### YOUR GOAL:
Determine how many lines hold "done" and give only that number.

### DATASET RECORDS:

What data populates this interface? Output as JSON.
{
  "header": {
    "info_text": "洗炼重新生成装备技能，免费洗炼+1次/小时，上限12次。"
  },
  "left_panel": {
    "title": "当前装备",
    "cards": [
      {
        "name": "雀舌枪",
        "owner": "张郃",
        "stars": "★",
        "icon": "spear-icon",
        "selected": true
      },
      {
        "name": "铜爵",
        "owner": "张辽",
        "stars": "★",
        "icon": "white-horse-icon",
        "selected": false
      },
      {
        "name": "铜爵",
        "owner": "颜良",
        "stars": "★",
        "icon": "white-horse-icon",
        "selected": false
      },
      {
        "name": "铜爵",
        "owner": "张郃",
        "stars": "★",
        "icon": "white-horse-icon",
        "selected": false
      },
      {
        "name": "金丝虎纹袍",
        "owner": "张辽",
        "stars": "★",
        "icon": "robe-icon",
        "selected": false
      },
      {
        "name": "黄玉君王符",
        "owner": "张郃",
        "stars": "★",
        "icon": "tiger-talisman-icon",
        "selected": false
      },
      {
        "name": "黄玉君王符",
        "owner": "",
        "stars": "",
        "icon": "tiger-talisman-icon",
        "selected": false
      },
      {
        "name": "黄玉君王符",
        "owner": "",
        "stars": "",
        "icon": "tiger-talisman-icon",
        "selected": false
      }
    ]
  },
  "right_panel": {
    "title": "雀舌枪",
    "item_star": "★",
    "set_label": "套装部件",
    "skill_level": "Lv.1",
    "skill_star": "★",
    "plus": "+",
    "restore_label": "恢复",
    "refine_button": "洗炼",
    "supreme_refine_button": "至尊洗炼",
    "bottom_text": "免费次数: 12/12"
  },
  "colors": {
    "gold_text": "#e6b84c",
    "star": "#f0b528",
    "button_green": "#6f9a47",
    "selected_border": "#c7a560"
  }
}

---

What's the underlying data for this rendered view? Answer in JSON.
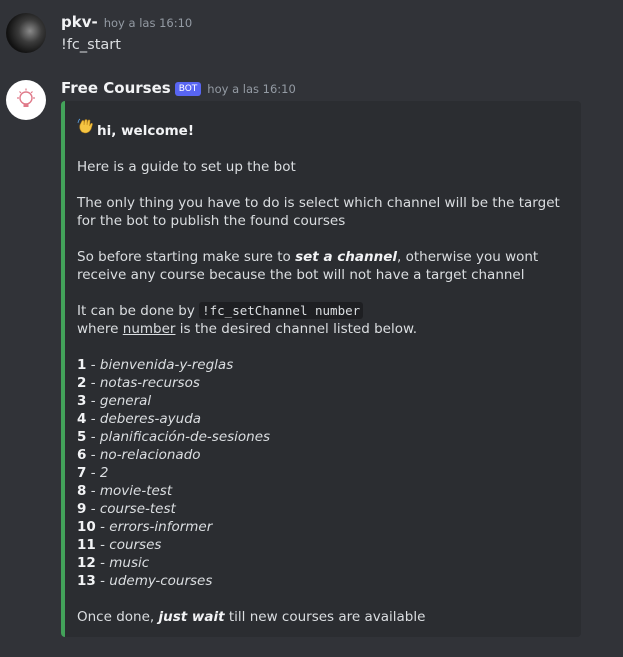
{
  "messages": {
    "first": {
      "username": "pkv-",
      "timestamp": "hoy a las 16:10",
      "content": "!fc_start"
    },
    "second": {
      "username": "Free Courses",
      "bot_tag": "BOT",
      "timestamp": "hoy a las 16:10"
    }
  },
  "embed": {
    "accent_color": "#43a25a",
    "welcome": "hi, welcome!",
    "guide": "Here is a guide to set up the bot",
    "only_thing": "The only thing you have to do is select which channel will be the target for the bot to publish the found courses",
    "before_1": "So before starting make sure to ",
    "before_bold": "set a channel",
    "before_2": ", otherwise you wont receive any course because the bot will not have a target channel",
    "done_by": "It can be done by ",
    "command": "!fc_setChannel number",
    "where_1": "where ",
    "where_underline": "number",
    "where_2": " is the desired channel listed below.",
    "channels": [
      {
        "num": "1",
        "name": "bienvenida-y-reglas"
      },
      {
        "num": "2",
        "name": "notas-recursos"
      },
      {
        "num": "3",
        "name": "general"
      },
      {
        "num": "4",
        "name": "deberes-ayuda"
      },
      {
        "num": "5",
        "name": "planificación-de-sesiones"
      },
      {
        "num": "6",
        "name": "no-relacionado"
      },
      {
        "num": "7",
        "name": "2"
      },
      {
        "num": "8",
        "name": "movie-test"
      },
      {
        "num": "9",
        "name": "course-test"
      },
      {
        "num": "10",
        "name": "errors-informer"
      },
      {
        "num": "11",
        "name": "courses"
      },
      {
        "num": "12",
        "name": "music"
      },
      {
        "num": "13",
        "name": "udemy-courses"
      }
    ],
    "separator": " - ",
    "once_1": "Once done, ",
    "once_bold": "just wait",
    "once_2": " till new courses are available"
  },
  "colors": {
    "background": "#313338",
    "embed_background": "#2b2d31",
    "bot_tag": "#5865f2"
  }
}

### THE COMPLETED TASK:
2